**WHAT THE TASK REQUIRES**
Scan the lines below; pull out those with "трех".

================================

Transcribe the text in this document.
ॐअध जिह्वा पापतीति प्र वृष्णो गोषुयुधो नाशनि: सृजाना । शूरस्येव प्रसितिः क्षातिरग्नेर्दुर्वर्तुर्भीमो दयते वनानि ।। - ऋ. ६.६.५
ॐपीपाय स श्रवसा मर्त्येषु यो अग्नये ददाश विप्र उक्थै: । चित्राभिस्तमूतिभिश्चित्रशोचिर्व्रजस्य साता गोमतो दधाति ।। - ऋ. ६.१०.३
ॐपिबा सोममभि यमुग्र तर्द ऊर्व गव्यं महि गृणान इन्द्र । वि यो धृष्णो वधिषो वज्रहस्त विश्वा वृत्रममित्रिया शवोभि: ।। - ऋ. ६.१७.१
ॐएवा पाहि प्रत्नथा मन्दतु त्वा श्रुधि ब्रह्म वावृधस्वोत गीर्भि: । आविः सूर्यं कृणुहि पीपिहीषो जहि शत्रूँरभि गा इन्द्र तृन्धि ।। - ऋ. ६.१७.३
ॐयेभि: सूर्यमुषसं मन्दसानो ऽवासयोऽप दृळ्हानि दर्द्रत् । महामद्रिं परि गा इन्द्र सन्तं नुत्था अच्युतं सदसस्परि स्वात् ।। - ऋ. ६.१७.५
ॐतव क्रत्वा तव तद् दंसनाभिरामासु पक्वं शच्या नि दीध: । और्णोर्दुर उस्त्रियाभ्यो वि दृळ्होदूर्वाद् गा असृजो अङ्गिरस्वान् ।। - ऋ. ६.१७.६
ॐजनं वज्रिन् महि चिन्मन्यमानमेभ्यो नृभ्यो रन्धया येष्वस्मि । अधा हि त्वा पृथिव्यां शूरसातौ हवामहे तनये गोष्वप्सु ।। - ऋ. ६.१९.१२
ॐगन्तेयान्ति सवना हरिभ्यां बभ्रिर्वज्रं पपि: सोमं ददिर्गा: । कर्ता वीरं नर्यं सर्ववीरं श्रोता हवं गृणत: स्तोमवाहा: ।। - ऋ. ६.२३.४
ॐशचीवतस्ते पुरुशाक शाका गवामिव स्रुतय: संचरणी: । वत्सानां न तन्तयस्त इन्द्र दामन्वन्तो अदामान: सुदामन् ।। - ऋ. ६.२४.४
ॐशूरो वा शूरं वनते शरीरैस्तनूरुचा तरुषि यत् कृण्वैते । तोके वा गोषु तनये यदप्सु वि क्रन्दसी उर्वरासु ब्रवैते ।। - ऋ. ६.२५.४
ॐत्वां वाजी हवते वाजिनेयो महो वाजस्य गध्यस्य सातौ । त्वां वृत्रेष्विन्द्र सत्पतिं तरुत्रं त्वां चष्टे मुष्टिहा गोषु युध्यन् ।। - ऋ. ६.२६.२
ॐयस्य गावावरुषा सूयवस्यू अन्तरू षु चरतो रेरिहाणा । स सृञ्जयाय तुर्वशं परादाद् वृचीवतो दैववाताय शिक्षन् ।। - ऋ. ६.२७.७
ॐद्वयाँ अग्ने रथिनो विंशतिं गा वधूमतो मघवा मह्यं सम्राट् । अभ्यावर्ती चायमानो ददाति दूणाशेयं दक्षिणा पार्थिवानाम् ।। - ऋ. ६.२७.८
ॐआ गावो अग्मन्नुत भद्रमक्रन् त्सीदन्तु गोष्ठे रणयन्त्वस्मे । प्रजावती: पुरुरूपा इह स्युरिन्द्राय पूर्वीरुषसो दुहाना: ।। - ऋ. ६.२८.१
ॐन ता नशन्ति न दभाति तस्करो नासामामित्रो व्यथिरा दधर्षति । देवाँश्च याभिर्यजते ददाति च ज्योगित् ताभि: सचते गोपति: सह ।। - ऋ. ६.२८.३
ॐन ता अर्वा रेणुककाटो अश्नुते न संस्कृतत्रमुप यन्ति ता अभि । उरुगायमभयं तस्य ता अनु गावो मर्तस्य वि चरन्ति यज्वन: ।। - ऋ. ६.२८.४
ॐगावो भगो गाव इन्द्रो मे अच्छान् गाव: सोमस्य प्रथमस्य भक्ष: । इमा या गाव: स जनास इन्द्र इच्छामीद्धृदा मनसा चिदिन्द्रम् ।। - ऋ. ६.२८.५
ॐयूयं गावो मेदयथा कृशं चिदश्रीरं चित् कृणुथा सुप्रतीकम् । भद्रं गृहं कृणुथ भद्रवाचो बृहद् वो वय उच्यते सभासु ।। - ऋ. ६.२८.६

================================

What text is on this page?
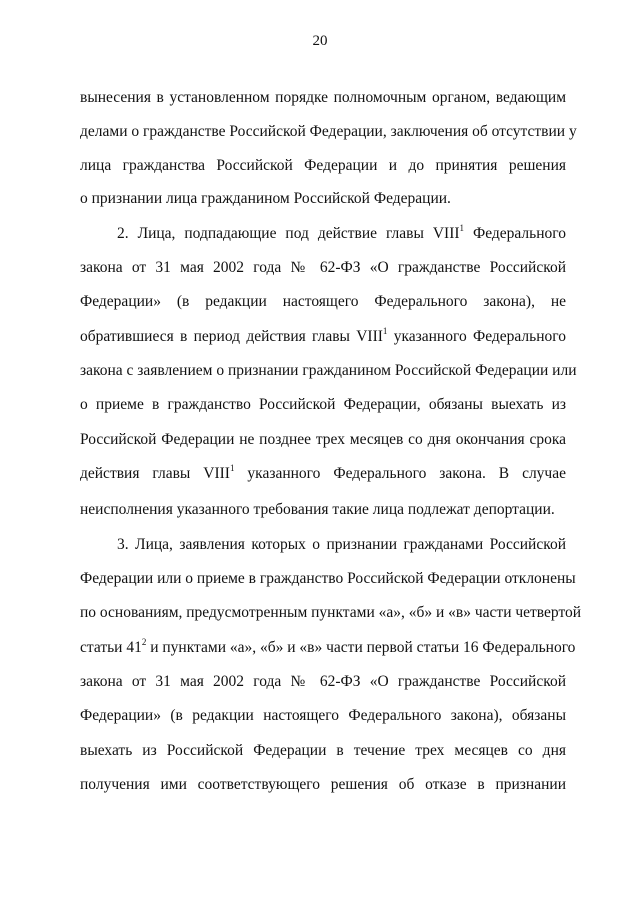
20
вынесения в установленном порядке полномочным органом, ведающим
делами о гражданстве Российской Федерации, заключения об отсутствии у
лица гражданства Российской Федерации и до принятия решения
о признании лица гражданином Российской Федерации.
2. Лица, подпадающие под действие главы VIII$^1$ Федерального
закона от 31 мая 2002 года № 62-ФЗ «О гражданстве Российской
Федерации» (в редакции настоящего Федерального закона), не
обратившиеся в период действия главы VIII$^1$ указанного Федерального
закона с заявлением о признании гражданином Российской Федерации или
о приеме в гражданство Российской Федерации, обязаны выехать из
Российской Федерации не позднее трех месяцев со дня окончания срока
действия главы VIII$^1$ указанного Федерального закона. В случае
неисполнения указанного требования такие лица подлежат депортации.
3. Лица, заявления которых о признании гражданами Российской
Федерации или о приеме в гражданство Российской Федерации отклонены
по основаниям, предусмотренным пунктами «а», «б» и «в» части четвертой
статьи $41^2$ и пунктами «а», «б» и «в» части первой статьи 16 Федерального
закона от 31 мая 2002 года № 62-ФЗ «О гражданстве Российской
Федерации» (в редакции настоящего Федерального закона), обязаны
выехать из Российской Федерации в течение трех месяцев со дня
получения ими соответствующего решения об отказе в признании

================================

**RESPONSE BELOW**
Российской Федерации не позднее трех месяцев со дня окончания срока
выехать из Российской Федерации в течение трех месяцев со дня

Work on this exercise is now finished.